Just as Garroutte calls the scholars in her field to a Radical Inigenism which would demand of them a “reassertion and rebuilding of traditional knowledge from its roots, its fundamental principles,” I am advocating that Radical Indigenism be implemented in the Church today (101). This would demand a reassessment of the meaning of syncretism and a more critical examination of our own culture. Walls states that all that is true is “cloaked with such heavy veils belonging to their environment that Christians of different times and places must often be unrecognizable to others, or indeed even to themselves, as manifestations of a single phenomenon”(7). We are responsible as Christians to look beyond the veils, allow room for truth in our perceptions of others. We must recognize foreign desires to “‘indigenize,’ to live as Christian and yet as a member of one’s own society” to be as pure as we see our own desire (7). We must recognize our attempts at indigenization to be as fallen as theirs. Let us identify with one another in our brokenness, our salvation through grace, and our desperate need of the Holy Spirit’s guidance into truth. Radical Indigenism can open the doors for Christians to form a unique perspective founded on the truth of the gospel including it’s continuity and transcendence through space, culture and time.


in addition to the readings listed on the previous post, this post has been informed by
After the Locusts: Letters from a Landscape Faith- Denise M Ackerman
The Missionary Movement in Christian History:Studies in the Transmissions of Faith- Andrew F. Walls

Monday, November 9, 2009

Radical Indigenism

Orson Scott Card’s sci-fi character Ender is a genius- a savior in his desperate world, set in the future. Ender adjusts to new and unknown territories with a strange ease. One example of this exceptional ability, or quick thinking, is revealed in one of his first encounters with null gravity. Before stepping into the battle room, unique as it adheres to null gravity, Ender recognizes a need to reorient himself. He knows that if he interacts in the battle room with the same orientation he used outside the battle room he will fail, because the battle room is unlike the corridors in which he now stands. He will need to reorient himself.

____

### TASK REQUIREMENTS
Condense the paragraph beginning "Orson Scott Card's sci-fi character Ender" in the Radical Indigenism text above into two or three sentences, keeping its main facts.

____

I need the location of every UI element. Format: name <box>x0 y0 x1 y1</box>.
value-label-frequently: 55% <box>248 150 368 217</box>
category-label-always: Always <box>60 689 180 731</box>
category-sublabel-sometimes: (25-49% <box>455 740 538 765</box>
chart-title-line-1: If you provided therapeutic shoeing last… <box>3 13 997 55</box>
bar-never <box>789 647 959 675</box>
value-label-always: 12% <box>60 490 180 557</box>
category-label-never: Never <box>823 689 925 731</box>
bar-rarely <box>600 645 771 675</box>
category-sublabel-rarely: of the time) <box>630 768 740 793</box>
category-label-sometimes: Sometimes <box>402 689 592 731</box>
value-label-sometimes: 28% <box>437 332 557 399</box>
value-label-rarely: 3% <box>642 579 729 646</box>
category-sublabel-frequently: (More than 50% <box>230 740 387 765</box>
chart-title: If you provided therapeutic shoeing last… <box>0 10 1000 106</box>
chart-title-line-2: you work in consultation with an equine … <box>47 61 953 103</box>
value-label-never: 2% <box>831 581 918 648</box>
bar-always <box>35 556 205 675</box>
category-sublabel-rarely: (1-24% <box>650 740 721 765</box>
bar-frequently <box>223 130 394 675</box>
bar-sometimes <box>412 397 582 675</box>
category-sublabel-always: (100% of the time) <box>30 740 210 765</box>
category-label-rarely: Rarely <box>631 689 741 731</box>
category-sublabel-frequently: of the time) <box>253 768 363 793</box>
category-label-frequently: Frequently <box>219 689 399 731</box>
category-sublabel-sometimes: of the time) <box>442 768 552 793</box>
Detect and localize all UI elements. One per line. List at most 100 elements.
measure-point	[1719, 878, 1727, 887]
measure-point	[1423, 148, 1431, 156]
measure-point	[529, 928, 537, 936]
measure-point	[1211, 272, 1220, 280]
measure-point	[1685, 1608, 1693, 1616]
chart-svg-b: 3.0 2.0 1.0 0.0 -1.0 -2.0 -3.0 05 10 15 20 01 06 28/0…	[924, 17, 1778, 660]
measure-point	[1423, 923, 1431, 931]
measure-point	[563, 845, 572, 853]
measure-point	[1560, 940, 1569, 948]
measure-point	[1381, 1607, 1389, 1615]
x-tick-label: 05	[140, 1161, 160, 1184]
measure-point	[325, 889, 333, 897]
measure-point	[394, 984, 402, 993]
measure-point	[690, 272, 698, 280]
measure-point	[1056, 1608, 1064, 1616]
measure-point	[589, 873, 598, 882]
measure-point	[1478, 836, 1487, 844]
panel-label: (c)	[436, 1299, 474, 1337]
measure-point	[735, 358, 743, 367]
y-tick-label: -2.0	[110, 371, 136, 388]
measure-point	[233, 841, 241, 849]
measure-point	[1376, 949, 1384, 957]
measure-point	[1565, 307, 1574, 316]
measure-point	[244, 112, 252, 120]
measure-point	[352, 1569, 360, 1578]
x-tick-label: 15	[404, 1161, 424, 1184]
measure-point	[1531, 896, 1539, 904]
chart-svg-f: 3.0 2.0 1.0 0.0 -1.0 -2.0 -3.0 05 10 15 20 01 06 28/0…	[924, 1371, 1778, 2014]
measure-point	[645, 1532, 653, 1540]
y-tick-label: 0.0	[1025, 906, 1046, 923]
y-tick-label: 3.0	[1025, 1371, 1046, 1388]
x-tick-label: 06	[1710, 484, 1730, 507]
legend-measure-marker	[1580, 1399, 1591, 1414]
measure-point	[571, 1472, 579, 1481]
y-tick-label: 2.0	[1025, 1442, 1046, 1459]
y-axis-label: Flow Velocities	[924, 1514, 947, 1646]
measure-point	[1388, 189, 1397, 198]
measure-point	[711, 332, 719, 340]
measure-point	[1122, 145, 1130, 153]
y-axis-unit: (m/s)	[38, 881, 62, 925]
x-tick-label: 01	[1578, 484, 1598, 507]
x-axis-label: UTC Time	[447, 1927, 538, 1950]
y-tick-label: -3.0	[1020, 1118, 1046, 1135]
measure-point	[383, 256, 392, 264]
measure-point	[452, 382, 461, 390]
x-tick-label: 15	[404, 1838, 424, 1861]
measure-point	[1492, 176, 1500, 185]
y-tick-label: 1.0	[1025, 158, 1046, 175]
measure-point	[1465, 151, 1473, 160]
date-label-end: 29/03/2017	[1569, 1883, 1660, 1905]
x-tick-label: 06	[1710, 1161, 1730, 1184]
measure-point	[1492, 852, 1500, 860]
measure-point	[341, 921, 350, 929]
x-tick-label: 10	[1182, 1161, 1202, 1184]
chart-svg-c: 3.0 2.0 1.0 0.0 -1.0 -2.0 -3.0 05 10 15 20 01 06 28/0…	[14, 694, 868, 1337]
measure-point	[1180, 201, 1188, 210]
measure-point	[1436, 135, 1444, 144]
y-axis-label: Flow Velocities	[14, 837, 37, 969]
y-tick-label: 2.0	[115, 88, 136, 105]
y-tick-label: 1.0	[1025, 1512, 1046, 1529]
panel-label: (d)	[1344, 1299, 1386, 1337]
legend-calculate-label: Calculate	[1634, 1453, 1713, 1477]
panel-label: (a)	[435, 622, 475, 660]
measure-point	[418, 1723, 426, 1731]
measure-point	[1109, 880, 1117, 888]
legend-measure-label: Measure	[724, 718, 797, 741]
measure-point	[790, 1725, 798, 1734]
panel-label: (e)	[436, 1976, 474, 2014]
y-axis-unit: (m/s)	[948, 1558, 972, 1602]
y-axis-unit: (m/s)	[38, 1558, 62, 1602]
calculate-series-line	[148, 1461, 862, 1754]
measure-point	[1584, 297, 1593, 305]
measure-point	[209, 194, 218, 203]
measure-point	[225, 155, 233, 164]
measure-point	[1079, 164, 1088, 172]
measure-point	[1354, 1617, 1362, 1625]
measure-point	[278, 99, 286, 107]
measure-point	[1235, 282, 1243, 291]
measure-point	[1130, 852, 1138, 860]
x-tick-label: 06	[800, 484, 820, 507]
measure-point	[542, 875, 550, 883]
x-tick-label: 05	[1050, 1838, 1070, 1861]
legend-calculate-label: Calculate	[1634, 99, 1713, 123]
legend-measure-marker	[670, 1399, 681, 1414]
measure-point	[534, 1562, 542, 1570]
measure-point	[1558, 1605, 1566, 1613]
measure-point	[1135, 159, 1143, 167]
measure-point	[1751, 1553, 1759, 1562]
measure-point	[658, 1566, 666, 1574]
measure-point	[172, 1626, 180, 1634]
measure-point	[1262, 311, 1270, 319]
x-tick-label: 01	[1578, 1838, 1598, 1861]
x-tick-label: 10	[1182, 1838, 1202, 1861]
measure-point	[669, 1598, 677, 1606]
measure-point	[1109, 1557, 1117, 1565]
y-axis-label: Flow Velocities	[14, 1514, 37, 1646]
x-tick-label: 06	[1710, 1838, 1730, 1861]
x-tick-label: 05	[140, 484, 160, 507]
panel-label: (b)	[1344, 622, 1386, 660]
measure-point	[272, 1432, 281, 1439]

____

### OUTPUT OF THE EXERCISE
Ender, the genius hero of Orson Scott Card's science fiction, is a savior in a desperate future world who adjusts easily to new and unknown places. This shows in one of his first encounters with null gravity. Before entering the battle room, he realizes that it is unlike the corridors outside, so he must reorient himself or he will fail.